_EXERCISE MATERIAL_
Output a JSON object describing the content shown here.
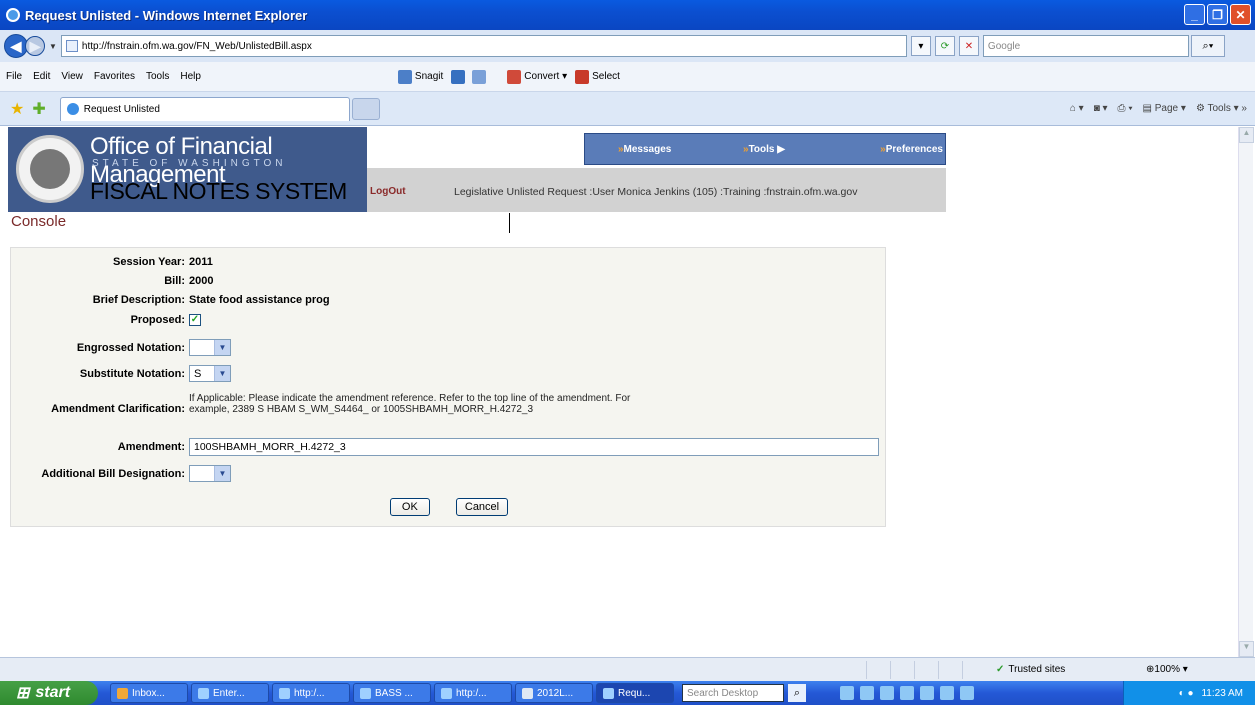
{
  "window": {
    "title": "Request Unlisted - Windows Internet Explorer"
  },
  "address": {
    "url": "http://fnstrain.ofm.wa.gov/FN_Web/UnlistedBill.aspx",
    "search_placeholder": "Google"
  },
  "menu": {
    "items": [
      "File",
      "Edit",
      "View",
      "Favorites",
      "Tools",
      "Help"
    ],
    "snagit": "Snagit",
    "convert": "Convert",
    "select": "Select"
  },
  "tabs": {
    "active": "Request Unlisted"
  },
  "commandbar": {
    "page": "Page",
    "tools": "Tools"
  },
  "header": {
    "org": "Office of Financial Management",
    "state": "STATE OF WASHINGTON",
    "system": "FISCAL NOTES SYSTEM",
    "logout": "LogOut",
    "user_info": "Legislative Unlisted Request :User Monica Jenkins (105) :Training :fnstrain.ofm.wa.gov",
    "nav": {
      "messages": "Messages",
      "tools": "Tools",
      "preferences": "Preferences"
    }
  },
  "page": {
    "section": "Console"
  },
  "form": {
    "session_year_label": "Session Year:",
    "session_year": "2011",
    "bill_label": "Bill:",
    "bill": "2000",
    "brief_label": "Brief Description:",
    "brief": "State food assistance prog",
    "proposed_label": "Proposed:",
    "engrossed_label": "Engrossed Notation:",
    "engrossed": "",
    "substitute_label": "Substitute Notation:",
    "substitute": "S",
    "amend_clar_label": "Amendment Clarification:",
    "amend_clar_note": "If Applicable: Please indicate the amendment reference. Refer to the top line of the amendment. For example, 2389 S HBAM S_WM_S4464_ or 1005SHBAMH_MORR_H.4272_3",
    "amendment_label": "Amendment:",
    "amendment": "100SHBAMH_MORR_H.4272_3",
    "additional_label": "Additional Bill Designation:",
    "additional": "",
    "ok": "OK",
    "cancel": "Cancel"
  },
  "status": {
    "zone": "Trusted sites",
    "zoom": "100%"
  },
  "taskbar": {
    "start": "start",
    "tasks": [
      "Inbox...",
      "Enter...",
      "http:/...",
      "BASS ...",
      "http:/...",
      "2012L...",
      "Requ..."
    ],
    "search": "Search Desktop",
    "time": "11:23 AM"
  }
}
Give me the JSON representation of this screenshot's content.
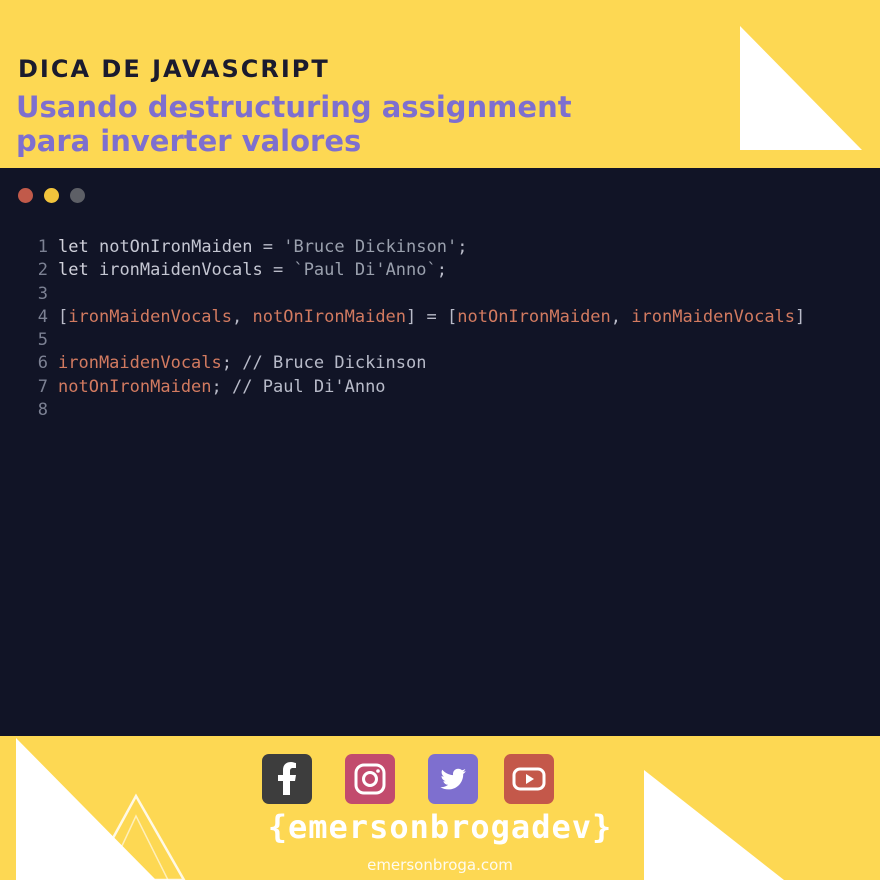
{
  "header": {
    "kicker": "DICA DE JAVASCRIPT",
    "title_line1": "Usando destructuring assignment",
    "title_line2": "para inverter valores"
  },
  "colors": {
    "background": "#fdd853",
    "editor_bg": "#111426",
    "title": "#7e6fcf",
    "dot_red": "#c15a4a",
    "dot_yellow": "#f2c43c",
    "dot_gray": "#5d5f66"
  },
  "code": {
    "line_numbers": [
      "1",
      "2",
      "3",
      "4",
      "5",
      "6",
      "7",
      "8"
    ],
    "l1": {
      "kw": "let",
      "var": "notOnIronMaiden",
      "op": " = ",
      "str": "'Bruce Dickinson'",
      "end": ";"
    },
    "l2": {
      "kw": "let",
      "var": "ironMaidenVocals",
      "op": " = ",
      "str": "`Paul Di'Anno`",
      "end": ";"
    },
    "l4": {
      "open1": "[",
      "a": "ironMaidenVocals",
      "sep": ", ",
      "b": "notOnIronMaiden",
      "close1": "]",
      "op": " = ",
      "open2": "[",
      "c": "notOnIronMaiden",
      "sep2": ", ",
      "d": "ironMaidenVocals",
      "close2": "]"
    },
    "l6": {
      "var": "ironMaidenVocals",
      "end": ";",
      "comment": " // Bruce Dickinson"
    },
    "l7": {
      "var": "notOnIronMaiden",
      "end": ";",
      "comment": " // Paul Di'Anno"
    }
  },
  "footer": {
    "social_icons": [
      "facebook-icon",
      "instagram-icon",
      "twitter-icon",
      "youtube-icon"
    ],
    "brand": "{emersonbrogadev}",
    "site": "emersonbroga.com"
  }
}
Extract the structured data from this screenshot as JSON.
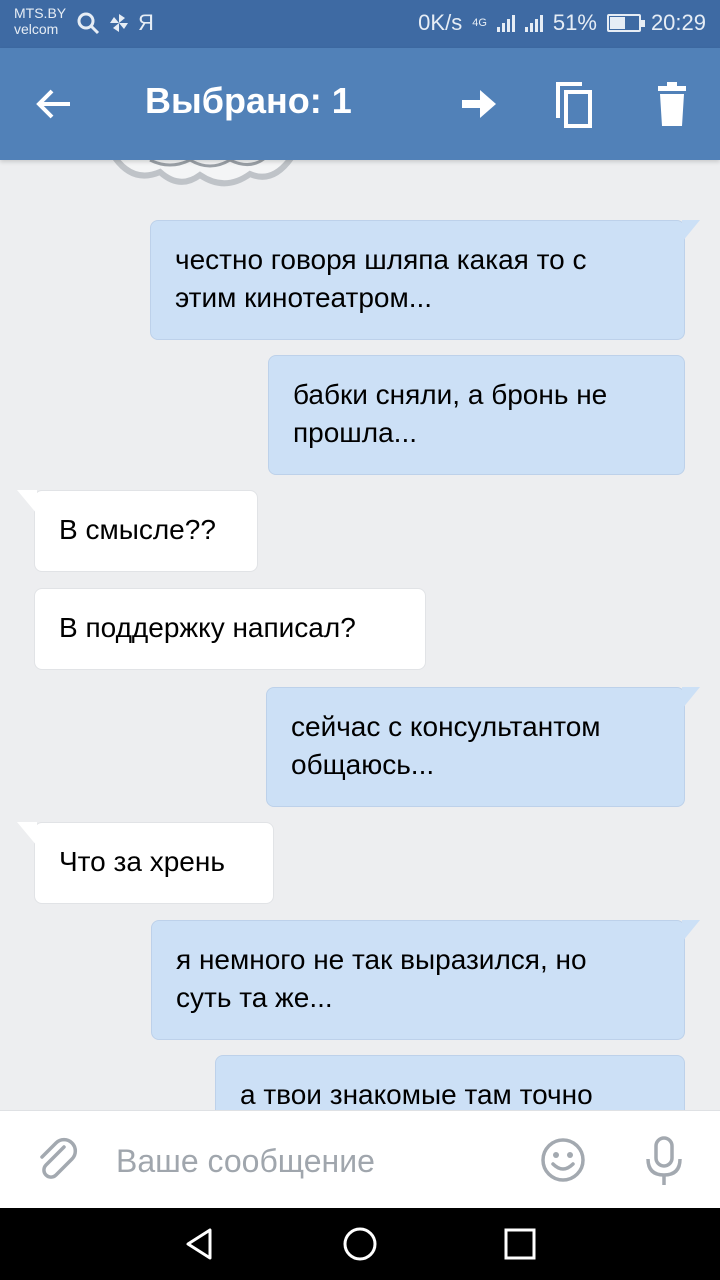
{
  "status_bar": {
    "carrier1": "MTS.BY",
    "carrier2": "velcom",
    "letter": "Я",
    "speed": "0K/s",
    "network_type": "4G",
    "battery": "51%",
    "battery_level": 0.51,
    "time": "20:29"
  },
  "toolbar": {
    "title": "Выбрано: 1",
    "icons": [
      "back-arrow-icon",
      "forward-icon",
      "copy-icon",
      "trash-icon"
    ]
  },
  "messages": [
    {
      "direction": "out",
      "text_line1": "честно говоря шляпа какая то с",
      "text_line2": "этим кинотеатром..."
    },
    {
      "direction": "out",
      "text_line1": "бабки сняли, а бронь не",
      "text_line2": "прошла..."
    },
    {
      "direction": "in",
      "text_line1": "В смысле??"
    },
    {
      "direction": "in",
      "text_line1": "В поддержку написал?"
    },
    {
      "direction": "out",
      "text_line1": "сейчас с консультантом",
      "text_line2": "общаюсь..."
    },
    {
      "direction": "in",
      "text_line1": "Что за хрень"
    },
    {
      "direction": "out",
      "text_line1": "я немного не так выразился, но",
      "text_line2": "суть та же..."
    },
    {
      "direction": "out",
      "text_line1": "а твои знакомые там точно"
    }
  ],
  "input": {
    "placeholder": "Ваше сообщение",
    "icons": [
      "attach-icon",
      "emoji-icon",
      "mic-icon"
    ]
  },
  "colors": {
    "statusbar": "#3e6aa3",
    "toolbar": "#5181b8",
    "background": "#edeef0",
    "outgoing_bubble": "#cce0f6",
    "incoming_bubble": "#ffffff"
  }
}
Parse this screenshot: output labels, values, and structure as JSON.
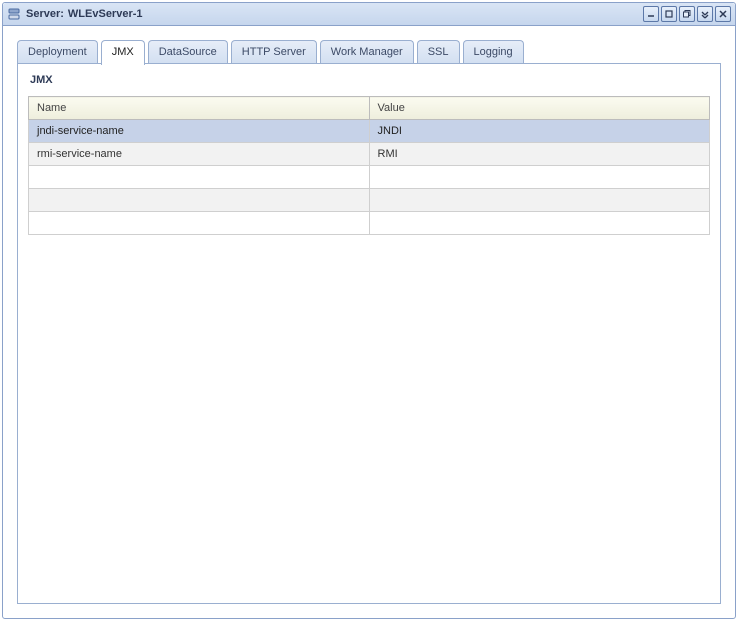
{
  "window": {
    "title_label": "Server:",
    "title_value": "WLEvServer-1"
  },
  "tabs": [
    {
      "id": "deployment",
      "label": "Deployment",
      "active": false
    },
    {
      "id": "jmx",
      "label": "JMX",
      "active": true
    },
    {
      "id": "datasource",
      "label": "DataSource",
      "active": false
    },
    {
      "id": "httpserver",
      "label": "HTTP Server",
      "active": false
    },
    {
      "id": "workmanager",
      "label": "Work Manager",
      "active": false
    },
    {
      "id": "ssl",
      "label": "SSL",
      "active": false
    },
    {
      "id": "logging",
      "label": "Logging",
      "active": false
    }
  ],
  "panel": {
    "title": "JMX",
    "columns": {
      "name": "Name",
      "value": "Value"
    },
    "rows": [
      {
        "name": "jndi-service-name",
        "value": "JNDI",
        "selected": true
      },
      {
        "name": "rmi-service-name",
        "value": "RMI",
        "selected": false
      },
      {
        "name": "",
        "value": "",
        "selected": false
      },
      {
        "name": "",
        "value": "",
        "selected": false
      },
      {
        "name": "",
        "value": "",
        "selected": false
      }
    ]
  }
}
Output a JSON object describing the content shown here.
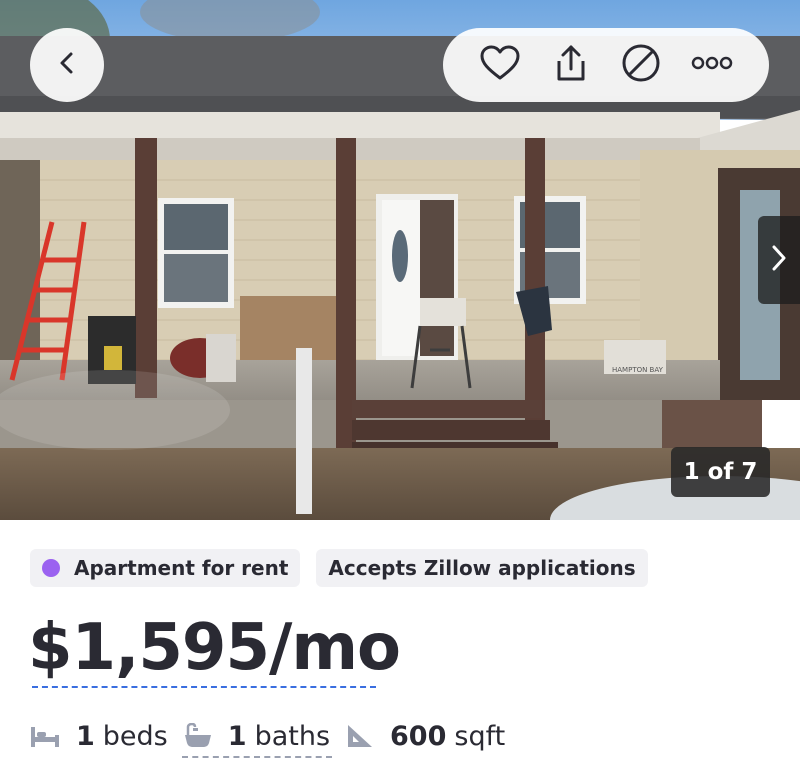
{
  "photo": {
    "counter_text": "1 of 7",
    "box_label": "HAMPTON BAY"
  },
  "nav": {
    "back_icon": "chevron-left-icon",
    "next_icon": "chevron-right-icon",
    "actions": [
      "heart-icon",
      "share-icon",
      "hide-icon",
      "more-icon"
    ]
  },
  "listing": {
    "type_label": "Apartment for rent",
    "type_dot_color": "#9b62f0",
    "applications_label": "Accepts Zillow applications",
    "price": "$1,595/mo",
    "beds_value": "1",
    "beds_unit": "beds",
    "baths_value": "1",
    "baths_unit": "baths",
    "sqft_value": "600",
    "sqft_unit": "sqft"
  },
  "colors": {
    "text": "#2a2a33",
    "link": "#3a6ee0",
    "chip_bg": "#f1f1f4"
  }
}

_GOAL_
Each line that holds the string "Paul" counts once; give the total and nothing else.

_WORKED ANSWER_
2